- [Set task]: Make an exact copy of all the entries, but do not reproduce the pictures.

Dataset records
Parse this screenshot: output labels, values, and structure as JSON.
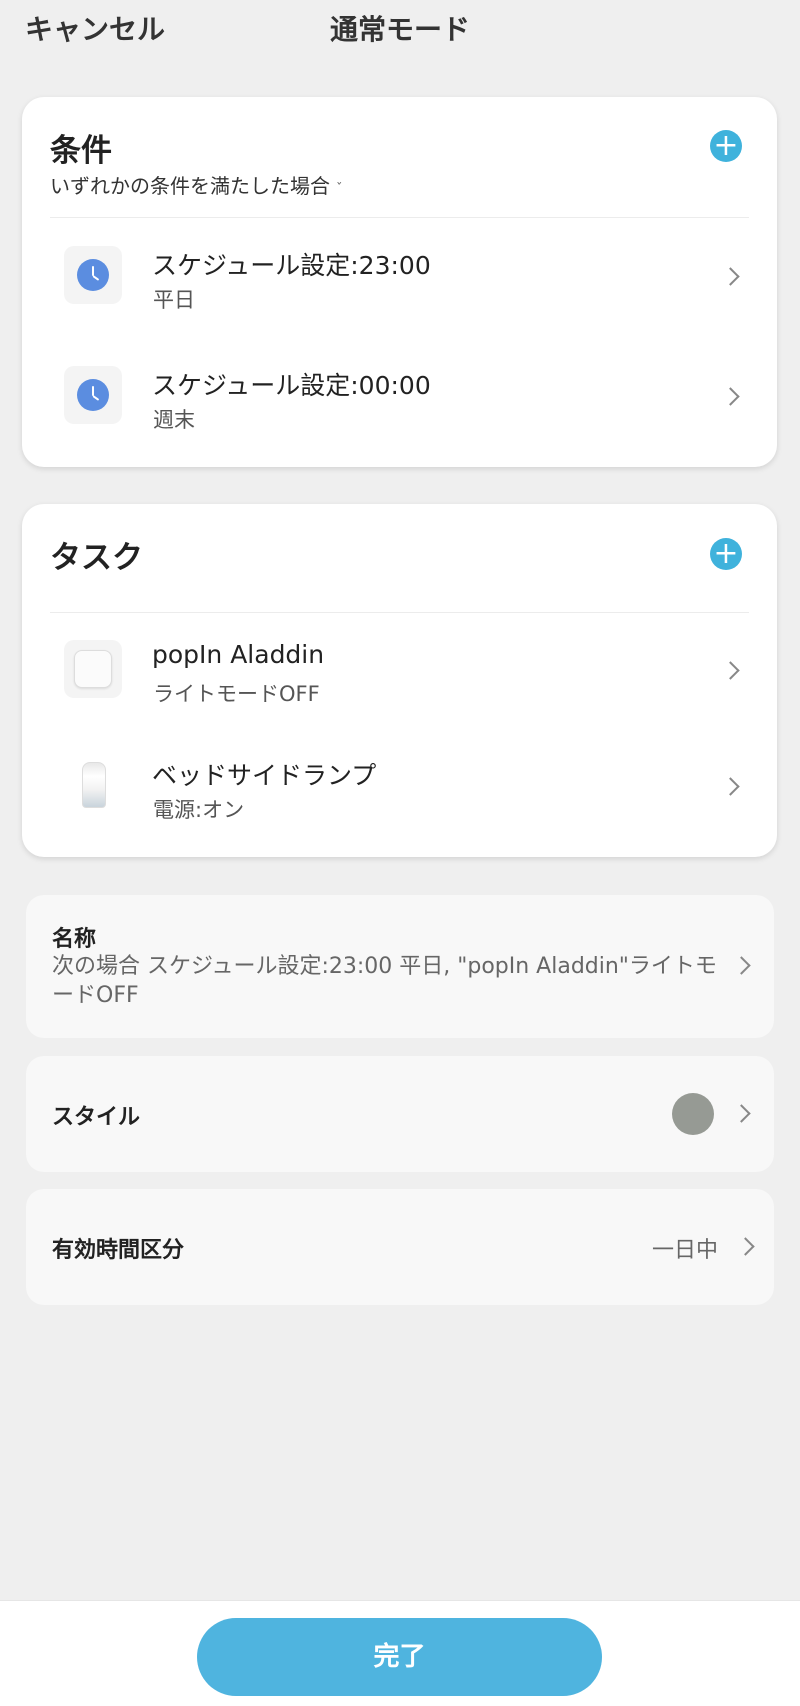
{
  "header": {
    "cancel_label": "キャンセル",
    "title": "通常モード"
  },
  "conditions": {
    "title": "条件",
    "add_icon": "plus-circle-icon",
    "match_mode": "いずれかの条件を満たした場合",
    "match_mode_chevron": "ˇ",
    "items": [
      {
        "icon": "clock-icon",
        "label": "スケジュール設定:23:00",
        "detail": "平日"
      },
      {
        "icon": "clock-icon",
        "label": "スケジュール設定:00:00",
        "detail": "週末"
      }
    ]
  },
  "tasks": {
    "title": "タスク",
    "add_icon": "plus-circle-icon",
    "items": [
      {
        "icon": "projector-device-icon",
        "label": "popIn Aladdin",
        "detail": "ライトモードOFF"
      },
      {
        "icon": "lamp-device-icon",
        "label": "ベッドサイドランプ",
        "detail": "電源:オン"
      }
    ]
  },
  "name_panel": {
    "label": "名称",
    "value": "次の場合 スケジュール設定:23:00 平日, \"popIn Aladdin\"ライトモードOFF"
  },
  "style_panel": {
    "label": "スタイル",
    "color": "#969a94"
  },
  "valid_panel": {
    "label": "有効時間区分",
    "value": "一日中"
  },
  "footer": {
    "done_label": "完了"
  },
  "colors": {
    "accent": "#4fb4df",
    "clock": "#5b8de0"
  }
}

- [Result]:
Parse this screenshot: output labels, values, and structure as JSON.
{
  "header": {
    "cancel_label": "キャンセル",
    "title": "通常モード"
  },
  "conditions": {
    "title": "条件",
    "add_icon": "plus-circle-icon",
    "match_mode": "いずれかの条件を満たした場合",
    "match_mode_chevron": "ˇ",
    "items": [
      {
        "icon": "clock-icon",
        "label": "スケジュール設定:23:00",
        "detail": "平日"
      },
      {
        "icon": "clock-icon",
        "label": "スケジュール設定:00:00",
        "detail": "週末"
      }
    ]
  },
  "tasks": {
    "title": "タスク",
    "add_icon": "plus-circle-icon",
    "items": [
      {
        "icon": "projector-device-icon",
        "label": "popIn Aladdin",
        "detail": "ライトモードOFF"
      },
      {
        "icon": "lamp-device-icon",
        "label": "ベッドサイドランプ",
        "detail": "電源:オン"
      }
    ]
  },
  "name_panel": {
    "label": "名称",
    "value": "次の場合 スケジュール設定:23:00 平日, \"popIn Aladdin\"ライトモードOFF"
  },
  "style_panel": {
    "label": "スタイル",
    "color": "#969a94"
  },
  "valid_panel": {
    "label": "有効時間区分",
    "value": "一日中"
  },
  "footer": {
    "done_label": "完了"
  },
  "colors": {
    "accent": "#4fb4df",
    "clock": "#5b8de0"
  }
}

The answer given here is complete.